→ Work to complete: Give back every line exactly as it appears, pictures excluded.

→ Records:
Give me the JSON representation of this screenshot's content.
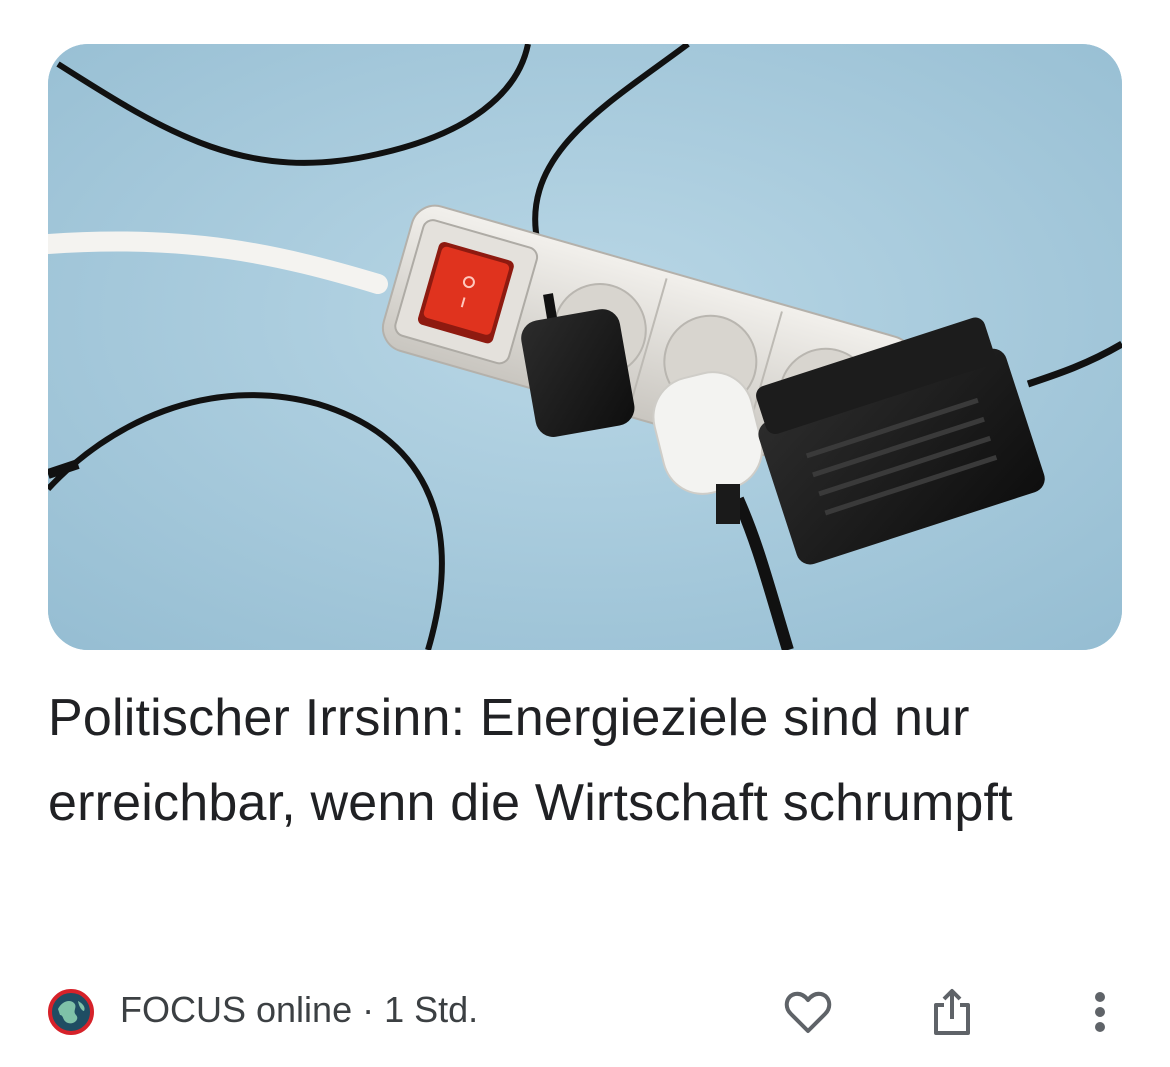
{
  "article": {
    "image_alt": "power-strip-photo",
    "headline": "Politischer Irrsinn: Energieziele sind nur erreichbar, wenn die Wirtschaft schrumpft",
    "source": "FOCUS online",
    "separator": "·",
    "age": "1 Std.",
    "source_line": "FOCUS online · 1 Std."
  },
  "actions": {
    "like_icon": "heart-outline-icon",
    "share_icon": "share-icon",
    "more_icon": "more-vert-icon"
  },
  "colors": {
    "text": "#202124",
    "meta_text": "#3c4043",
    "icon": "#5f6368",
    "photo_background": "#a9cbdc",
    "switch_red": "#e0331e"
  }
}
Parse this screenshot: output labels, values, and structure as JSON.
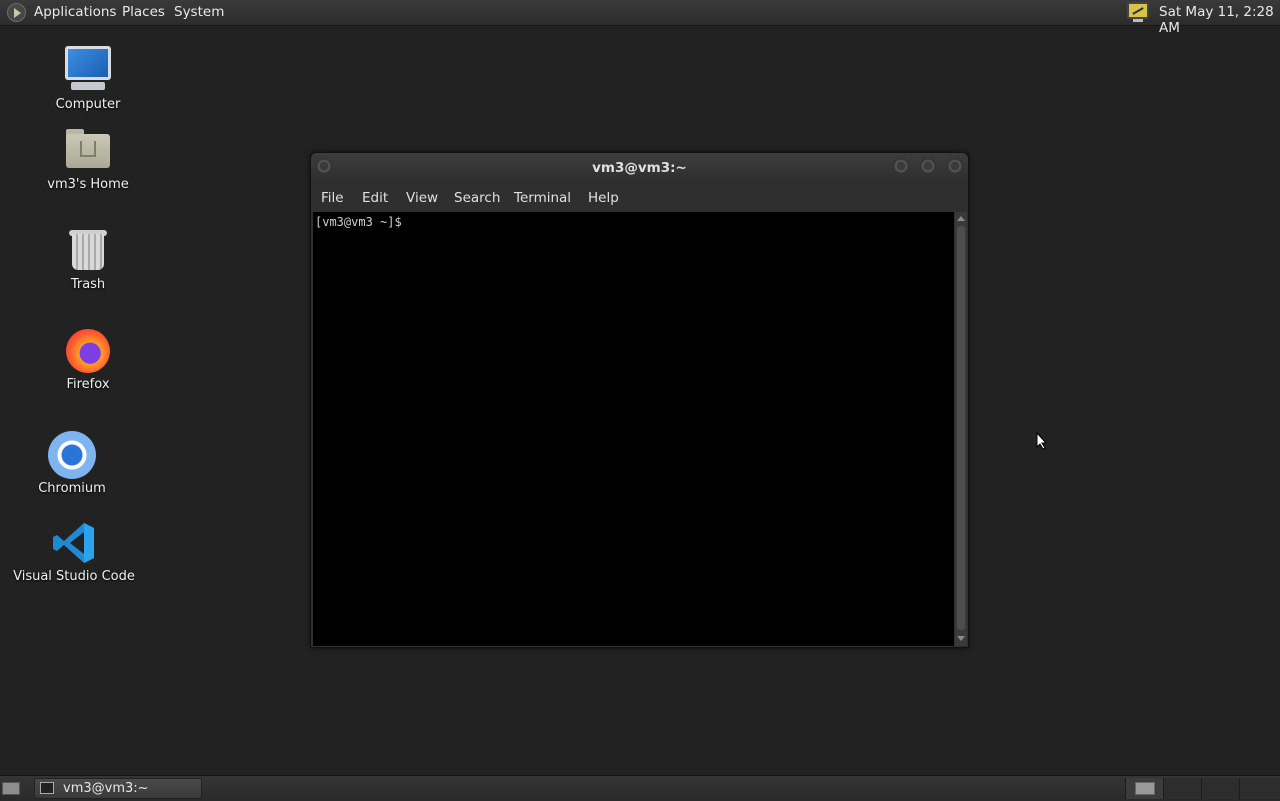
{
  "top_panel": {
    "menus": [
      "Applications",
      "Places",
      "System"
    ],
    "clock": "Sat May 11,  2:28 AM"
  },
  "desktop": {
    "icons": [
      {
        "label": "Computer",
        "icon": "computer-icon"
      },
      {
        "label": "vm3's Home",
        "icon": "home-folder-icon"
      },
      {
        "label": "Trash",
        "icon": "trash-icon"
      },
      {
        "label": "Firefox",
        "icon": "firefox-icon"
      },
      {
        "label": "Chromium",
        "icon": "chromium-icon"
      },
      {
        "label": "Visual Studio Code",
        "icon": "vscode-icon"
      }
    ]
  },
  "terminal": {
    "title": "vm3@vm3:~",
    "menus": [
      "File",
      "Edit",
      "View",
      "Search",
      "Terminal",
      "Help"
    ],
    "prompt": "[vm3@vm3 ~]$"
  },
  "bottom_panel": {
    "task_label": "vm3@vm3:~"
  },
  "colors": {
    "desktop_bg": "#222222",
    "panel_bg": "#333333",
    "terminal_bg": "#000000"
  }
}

→ Task response:
Give me the JSON representation of this screenshot's content.
{
  "article": {
    "image_alt": "power-strip-photo",
    "headline": "Politischer Irrsinn: Energieziele sind nur erreichbar, wenn die Wirtschaft schrumpft",
    "source": "FOCUS online",
    "separator": "·",
    "age": "1 Std.",
    "source_line": "FOCUS online · 1 Std."
  },
  "actions": {
    "like_icon": "heart-outline-icon",
    "share_icon": "share-icon",
    "more_icon": "more-vert-icon"
  },
  "colors": {
    "text": "#202124",
    "meta_text": "#3c4043",
    "icon": "#5f6368",
    "photo_background": "#a9cbdc",
    "switch_red": "#e0331e"
  }
}
Parse this screenshot: output labels, values, and structure as JSON.
{
  "top_panel": {
    "menus": [
      "Applications",
      "Places",
      "System"
    ],
    "clock": "Sat May 11,  2:28 AM"
  },
  "desktop": {
    "icons": [
      {
        "label": "Computer",
        "icon": "computer-icon"
      },
      {
        "label": "vm3's Home",
        "icon": "home-folder-icon"
      },
      {
        "label": "Trash",
        "icon": "trash-icon"
      },
      {
        "label": "Firefox",
        "icon": "firefox-icon"
      },
      {
        "label": "Chromium",
        "icon": "chromium-icon"
      },
      {
        "label": "Visual Studio Code",
        "icon": "vscode-icon"
      }
    ]
  },
  "terminal": {
    "title": "vm3@vm3:~",
    "menus": [
      "File",
      "Edit",
      "View",
      "Search",
      "Terminal",
      "Help"
    ],
    "prompt": "[vm3@vm3 ~]$"
  },
  "bottom_panel": {
    "task_label": "vm3@vm3:~"
  },
  "colors": {
    "desktop_bg": "#222222",
    "panel_bg": "#333333",
    "terminal_bg": "#000000"
  }
}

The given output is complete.